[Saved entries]
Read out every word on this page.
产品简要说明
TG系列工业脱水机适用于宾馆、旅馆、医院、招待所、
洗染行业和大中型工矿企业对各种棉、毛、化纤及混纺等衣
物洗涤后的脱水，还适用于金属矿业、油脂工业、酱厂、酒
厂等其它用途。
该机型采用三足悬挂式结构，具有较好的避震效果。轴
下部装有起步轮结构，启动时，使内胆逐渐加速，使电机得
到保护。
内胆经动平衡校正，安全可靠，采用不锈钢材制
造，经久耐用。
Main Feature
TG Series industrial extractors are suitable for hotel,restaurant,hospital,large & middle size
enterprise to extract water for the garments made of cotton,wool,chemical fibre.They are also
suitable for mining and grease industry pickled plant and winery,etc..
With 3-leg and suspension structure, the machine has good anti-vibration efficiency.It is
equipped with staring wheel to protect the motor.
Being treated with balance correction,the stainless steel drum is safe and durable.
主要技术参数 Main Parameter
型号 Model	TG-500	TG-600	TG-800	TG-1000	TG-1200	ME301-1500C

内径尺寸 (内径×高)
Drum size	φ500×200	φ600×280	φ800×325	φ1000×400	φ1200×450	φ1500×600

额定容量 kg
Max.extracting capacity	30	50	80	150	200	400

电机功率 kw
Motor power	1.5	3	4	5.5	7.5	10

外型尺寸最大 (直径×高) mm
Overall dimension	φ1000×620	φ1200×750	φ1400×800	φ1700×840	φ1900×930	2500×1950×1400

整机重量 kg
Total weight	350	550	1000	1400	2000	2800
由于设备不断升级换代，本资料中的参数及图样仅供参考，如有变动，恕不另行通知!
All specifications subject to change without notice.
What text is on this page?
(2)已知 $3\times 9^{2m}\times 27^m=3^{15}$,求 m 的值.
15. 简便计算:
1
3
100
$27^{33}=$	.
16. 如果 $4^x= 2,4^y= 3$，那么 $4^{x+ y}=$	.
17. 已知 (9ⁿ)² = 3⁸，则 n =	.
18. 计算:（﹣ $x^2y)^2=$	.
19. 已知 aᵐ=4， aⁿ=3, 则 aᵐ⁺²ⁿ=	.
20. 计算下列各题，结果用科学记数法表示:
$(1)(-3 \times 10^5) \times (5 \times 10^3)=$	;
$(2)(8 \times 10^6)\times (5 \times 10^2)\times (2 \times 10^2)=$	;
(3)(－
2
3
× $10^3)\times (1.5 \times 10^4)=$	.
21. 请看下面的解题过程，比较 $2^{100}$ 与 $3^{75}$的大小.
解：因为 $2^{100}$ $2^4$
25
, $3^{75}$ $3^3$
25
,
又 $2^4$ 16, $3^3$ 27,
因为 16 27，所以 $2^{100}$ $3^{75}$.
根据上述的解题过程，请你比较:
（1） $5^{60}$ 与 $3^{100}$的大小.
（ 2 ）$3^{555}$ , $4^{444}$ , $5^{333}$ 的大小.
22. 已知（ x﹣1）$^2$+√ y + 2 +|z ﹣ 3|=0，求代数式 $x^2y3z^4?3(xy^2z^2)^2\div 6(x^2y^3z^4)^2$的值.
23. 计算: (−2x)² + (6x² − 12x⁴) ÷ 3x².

Exercise details – Restate each record exactly as written.

Exercise response –
Read out every word on this page.
产品简要说明
TG系列工业脱水机适用于宾馆、旅馆、医院、招待所、
洗染行业和大中型工矿企业对各种棉、毛、化纤及混纺等衣
物洗涤后的脱水，还适用于金属矿业、油脂工业、酱厂、酒
厂等其它用途。
该机型采用三足悬挂式结构，具有较好的避震效果。轴
下部装有起步轮结构，启动时，使内胆逐渐加速，使电机得
到保护。
内胆经动平衡校正，安全可靠，采用不锈钢材制
造，经久耐用。
Main Feature
TG Series industrial extractors are suitable for hotel,restaurant,hospital,large & middle size
enterprise to extract water for the garments made of cotton,wool,chemical fibre.They are also
suitable for mining and grease industry pickled plant and winery,etc..
With 3-leg and suspension structure, the machine has good anti-vibration efficiency.It is
equipped with staring wheel to protect the motor.
Being treated with balance correction,the stainless steel drum is safe and durable.
主要技术参数 Main Parameter
型号 Model	TG-500	TG-600	TG-800	TG-1000	TG-1200	ME301-1500C

内径尺寸 (内径×高)
Drum size	φ500×200	φ600×280	φ800×325	φ1000×400	φ1200×450	φ1500×600

额定容量 kg
Max.extracting capacity	30	50	80	150	200	400

电机功率 kw
Motor power	1.5	3	4	5.5	7.5	10

外型尺寸最大 (直径×高) mm
Overall dimension	φ1000×620	φ1200×750	φ1400×800	φ1700×840	φ1900×930	2500×1950×1400

整机重量 kg
Total weight	350	550	1000	1400	2000	2800
由于设备不断升级换代，本资料中的参数及图样仅供参考，如有变动，恕不另行通知!
All specifications subject to change without notice.
What text is on this page?
(2)已知 $3\times 9^{2m}\times 27^m=3^{15}$,求 m 的值.
15. 简便计算:
1
3
100
$27^{33}=$	.
16. 如果 $4^x= 2,4^y= 3$，那么 $4^{x+ y}=$	.
17. 已知 (9ⁿ)² = 3⁸，则 n =	.
18. 计算:（﹣ $x^2y)^2=$	.
19. 已知 aᵐ=4， aⁿ=3, 则 aᵐ⁺²ⁿ=	.
20. 计算下列各题，结果用科学记数法表示:
$(1)(-3 \times 10^5) \times (5 \times 10^3)=$	;
$(2)(8 \times 10^6)\times (5 \times 10^2)\times (2 \times 10^2)=$	;
(3)(－
2
3
× $10^3)\times (1.5 \times 10^4)=$	.
21. 请看下面的解题过程，比较 $2^{100}$ 与 $3^{75}$的大小.
解：因为 $2^{100}$ $2^4$
25
, $3^{75}$ $3^3$
25
,
又 $2^4$ 16, $3^3$ 27,
因为 16 27，所以 $2^{100}$ $3^{75}$.
根据上述的解题过程，请你比较:
（1） $5^{60}$ 与 $3^{100}$的大小.
（ 2 ）$3^{555}$ , $4^{444}$ , $5^{333}$ 的大小.
22. 已知（ x﹣1）$^2$+√ y + 2 +|z ﹣ 3|=0，求代数式 $x^2y3z^4?3(xy^2z^2)^2\div 6(x^2y^3z^4)^2$的值.
23. 计算: (−2x)² + (6x² − 12x⁴) ÷ 3x².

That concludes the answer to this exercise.